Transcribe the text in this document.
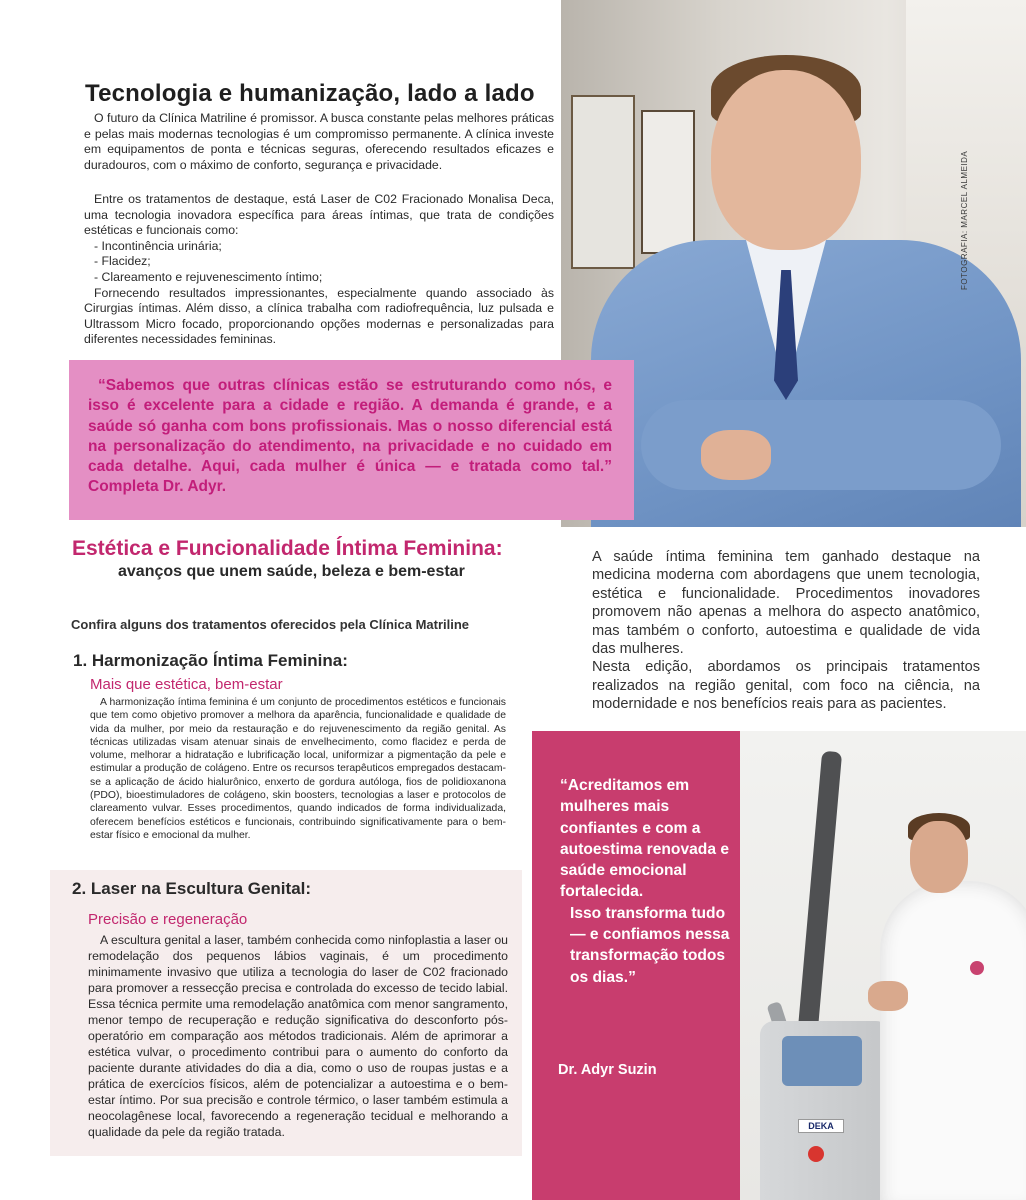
Tecnologia e humanização, lado a lado

O futuro da Clínica Matriline é promissor. A busca constante pelas melhores práticas e pelas mais modernas tecnologias é um compromisso permanente. A clínica investe em equipamentos de ponta e técnicas seguras, oferecendo resultados eficazes e duradouros, com o máximo de conforto, segurança e privacidade.

Entre os tratamentos de destaque, está Laser de C02 Fracionado Monalisa Deca, uma tecnologia inovadora específica para áreas íntimas, que trata de condições estéticas e funcionais como:

- Incontinência urinária;

- Flacidez;

- Clareamento e rejuvenescimento íntimo;

Fornecendo resultados impressionantes, especialmente quando associado às Cirurgias íntimas. Além disso, a clínica trabalha com radiofrequência, luz pulsada e Ultrassom Micro focado, proporcionando opções modernas e personalizadas para diferentes necessidades femininas.

FOTOGRAFIA: MARCEL ALMEIDA

“Sabemos que outras clínicas estão se estruturando como nós, e isso é excelente para a cidade e região. A demanda é grande, e a saúde só ganha com bons profissionais. Mas o nosso diferencial está na personalização do atendimento, na privacidade e no cuidado em cada detalhe. Aqui, cada mulher é única — e tratada como tal.” Completa Dr. Adyr.

Estética e Funcionalidade Íntima Feminina:
avanços que unem saúde, beleza e bem-estar
Confira alguns dos tratamentos oferecidos pela Clínica Matriline

A saúde íntima feminina tem ganhado destaque na medicina moderna com abordagens que unem tecnologia, estética e funcionalidade. Procedimentos inovadores promovem não apenas a melhora do aspecto anatômico, mas também o conforto, autoestima e qualidade de vida das mulheres.

Nesta edição, abordamos os principais tratamentos realizados na região genital, com foco na ciência, na modernidade e nos benefícios reais para as pacientes.

1. Harmonização Íntima Feminina:
Mais que estética, bem-estar

A harmonização íntima feminina é um conjunto de procedimentos estéticos e funcionais que tem como objetivo promover a melhora da aparência, funcionalidade e qualidade de vida da mulher, por meio da restauração e do rejuvenescimento da região genital. As técnicas utilizadas visam atenuar sinais de envelhecimento, como flacidez e perda de volume, melhorar a hidratação e lubrificação local, uniformizar a pigmentação da pele e estimular a produção de colágeno. Entre os recursos terapêuticos empregados destacam-se a aplicação de ácido hialurônico, enxerto de gordura autóloga, fios de polidioxanona (PDO), bioestimuladores de colágeno, skin boosters, tecnologias a laser e protocolos de clareamento vulvar. Esses procedimentos, quando indicados de forma individualizada, oferecem benefícios estéticos e funcionais, contribuindo significativamente para o bem-estar físico e emocional da mulher.

2. Laser na Escultura Genital:
Precisão e regeneração

A escultura genital a laser, também conhecida como ninfoplastia a laser ou remodelação dos pequenos lábios vaginais, é um procedimento minimamente invasivo que utiliza a tecnologia do laser de C02 fracionado para promover a ressecção precisa e controlada do excesso de tecido labial. Essa técnica permite uma remodelação anatômica com menor sangramento, menor tempo de recuperação e redução significativa do desconforto pós-operatório em comparação aos métodos tradicionais. Além de aprimorar a estética vulvar, o procedimento contribui para o aumento do conforto da paciente durante atividades do dia a dia, como o uso de roupas justas e a prática de exercícios físicos, além de potencializar a autoestima e o bem-estar íntimo. Por sua precisão e controle térmico, o laser também estimula a neocolagênese local, favorecendo a regeneração tecidual e melhorando a qualidade da pele da região tratada.

“Acreditamos em mulheres mais confiantes e com a autoestima renovada e saúde emocional fortalecida.
Isso transforma tudo — e confiamos nessa transformação todos os dias.”
Dr. Adyr Suzin
DEKA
--------------------------------------------------
Transcribe all the lines above exactly, apart from the pictures.

Transcribe the text in this document.
Tecnologia e humanização, lado a lado

O futuro da Clínica Matriline é promissor. A busca constante pelas melhores práticas e pelas mais modernas tecnologias é um compromisso permanente. A clínica investe em equipamentos de ponta e técnicas seguras, oferecendo resultados eficazes e duradouros, com o máximo de conforto, segurança e privacidade.

Entre os tratamentos de destaque, está Laser de C02 Fracionado Monalisa Deca, uma tecnologia inovadora específica para áreas íntimas, que trata de condições estéticas e funcionais como:

- Incontinência urinária;

- Flacidez;

- Clareamento e rejuvenescimento íntimo;

Fornecendo resultados impressionantes, especialmente quando associado às Cirurgias íntimas. Além disso, a clínica trabalha com radiofrequência, luz pulsada e Ultrassom Micro focado, proporcionando opções modernas e personalizadas para diferentes necessidades femininas.

FOTOGRAFIA: MARCEL ALMEIDA

“Sabemos que outras clínicas estão se estruturando como nós, e isso é excelente para a cidade e região. A demanda é grande, e a saúde só ganha com bons profissionais. Mas o nosso diferencial está na personalização do atendimento, na privacidade e no cuidado em cada detalhe. Aqui, cada mulher é única — e tratada como tal.” Completa Dr. Adyr.

Estética e Funcionalidade Íntima Feminina:
avanços que unem saúde, beleza e bem-estar
Confira alguns dos tratamentos oferecidos pela Clínica Matriline

A saúde íntima feminina tem ganhado destaque na medicina moderna com abordagens que unem tecnologia, estética e funcionalidade. Procedimentos inovadores promovem não apenas a melhora do aspecto anatômico, mas também o conforto, autoestima e qualidade de vida das mulheres.

Nesta edição, abordamos os principais tratamentos realizados na região genital, com foco na ciência, na modernidade e nos benefícios reais para as pacientes.

1. Harmonização Íntima Feminina:
Mais que estética, bem-estar

A harmonização íntima feminina é um conjunto de procedimentos estéticos e funcionais que tem como objetivo promover a melhora da aparência, funcionalidade e qualidade de vida da mulher, por meio da restauração e do rejuvenescimento da região genital. As técnicas utilizadas visam atenuar sinais de envelhecimento, como flacidez e perda de volume, melhorar a hidratação e lubrificação local, uniformizar a pigmentação da pele e estimular a produção de colágeno. Entre os recursos terapêuticos empregados destacam-se a aplicação de ácido hialurônico, enxerto de gordura autóloga, fios de polidioxanona (PDO), bioestimuladores de colágeno, skin boosters, tecnologias a laser e protocolos de clareamento vulvar. Esses procedimentos, quando indicados de forma individualizada, oferecem benefícios estéticos e funcionais, contribuindo significativamente para o bem-estar físico e emocional da mulher.

2. Laser na Escultura Genital:
Precisão e regeneração

A escultura genital a laser, também conhecida como ninfoplastia a laser ou remodelação dos pequenos lábios vaginais, é um procedimento minimamente invasivo que utiliza a tecnologia do laser de C02 fracionado para promover a ressecção precisa e controlada do excesso de tecido labial. Essa técnica permite uma remodelação anatômica com menor sangramento, menor tempo de recuperação e redução significativa do desconforto pós-operatório em comparação aos métodos tradicionais. Além de aprimorar a estética vulvar, o procedimento contribui para o aumento do conforto da paciente durante atividades do dia a dia, como o uso de roupas justas e a prática de exercícios físicos, além de potencializar a autoestima e o bem-estar íntimo. Por sua precisão e controle térmico, o laser também estimula a neocolagênese local, favorecendo a regeneração tecidual e melhorando a qualidade da pele da região tratada.

“Acreditamos em mulheres mais confiantes e com a autoestima renovada e saúde emocional fortalecida.
Isso transforma tudo — e confiamos nessa transformação todos os dias.”
Dr. Adyr Suzin
DEKA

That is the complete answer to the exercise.